◆ Rows from a dataset:
====================

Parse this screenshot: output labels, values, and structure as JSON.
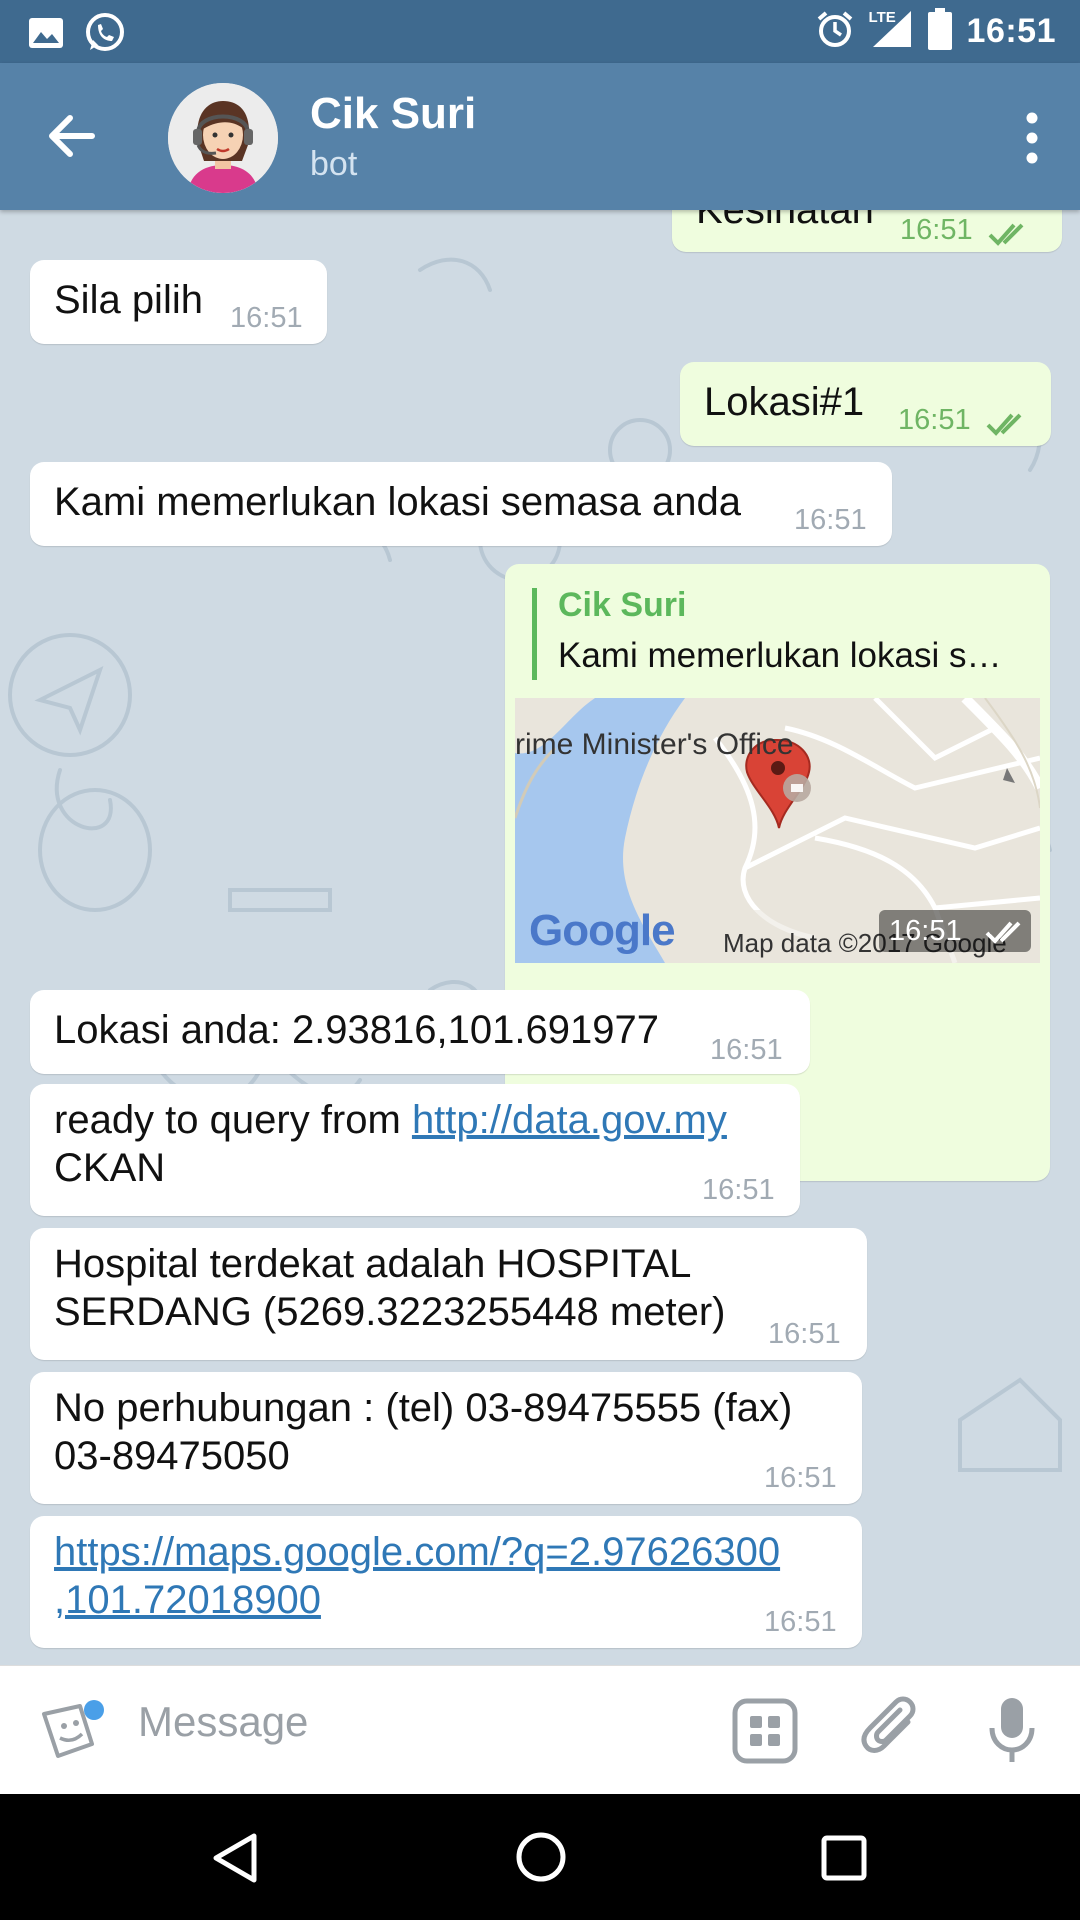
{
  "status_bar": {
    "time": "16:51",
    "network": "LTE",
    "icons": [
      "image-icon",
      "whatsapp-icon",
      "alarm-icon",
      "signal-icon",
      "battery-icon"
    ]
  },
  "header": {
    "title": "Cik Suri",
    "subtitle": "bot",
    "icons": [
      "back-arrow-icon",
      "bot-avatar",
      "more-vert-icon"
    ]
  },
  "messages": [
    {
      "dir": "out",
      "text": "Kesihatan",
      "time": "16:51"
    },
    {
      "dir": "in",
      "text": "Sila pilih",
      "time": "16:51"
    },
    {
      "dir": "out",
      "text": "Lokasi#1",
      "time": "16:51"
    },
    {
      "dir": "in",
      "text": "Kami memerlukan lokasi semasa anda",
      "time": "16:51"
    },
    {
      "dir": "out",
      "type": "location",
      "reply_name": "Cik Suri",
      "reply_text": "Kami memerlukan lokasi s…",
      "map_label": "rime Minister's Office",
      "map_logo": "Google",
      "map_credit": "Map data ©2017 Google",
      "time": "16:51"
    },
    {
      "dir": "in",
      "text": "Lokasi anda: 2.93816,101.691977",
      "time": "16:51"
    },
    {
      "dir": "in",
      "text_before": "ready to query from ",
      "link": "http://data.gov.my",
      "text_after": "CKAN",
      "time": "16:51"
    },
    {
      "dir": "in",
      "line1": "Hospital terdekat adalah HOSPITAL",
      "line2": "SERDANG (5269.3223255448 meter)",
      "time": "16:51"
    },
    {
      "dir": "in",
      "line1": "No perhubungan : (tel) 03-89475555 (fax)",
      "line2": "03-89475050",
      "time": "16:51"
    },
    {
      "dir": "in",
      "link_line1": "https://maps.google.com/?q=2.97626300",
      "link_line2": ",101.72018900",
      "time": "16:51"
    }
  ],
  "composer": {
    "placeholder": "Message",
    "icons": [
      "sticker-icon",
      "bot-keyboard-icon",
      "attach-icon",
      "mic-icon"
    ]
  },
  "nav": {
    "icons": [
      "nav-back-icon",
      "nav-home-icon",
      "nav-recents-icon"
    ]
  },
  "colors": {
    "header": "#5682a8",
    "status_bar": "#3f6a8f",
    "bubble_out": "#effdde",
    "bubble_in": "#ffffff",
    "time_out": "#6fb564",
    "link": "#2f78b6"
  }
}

====================

◆ WORK TO DO: Your answer should be a single number: the count of lines holding the word "anda".

◆ ANSWER: 2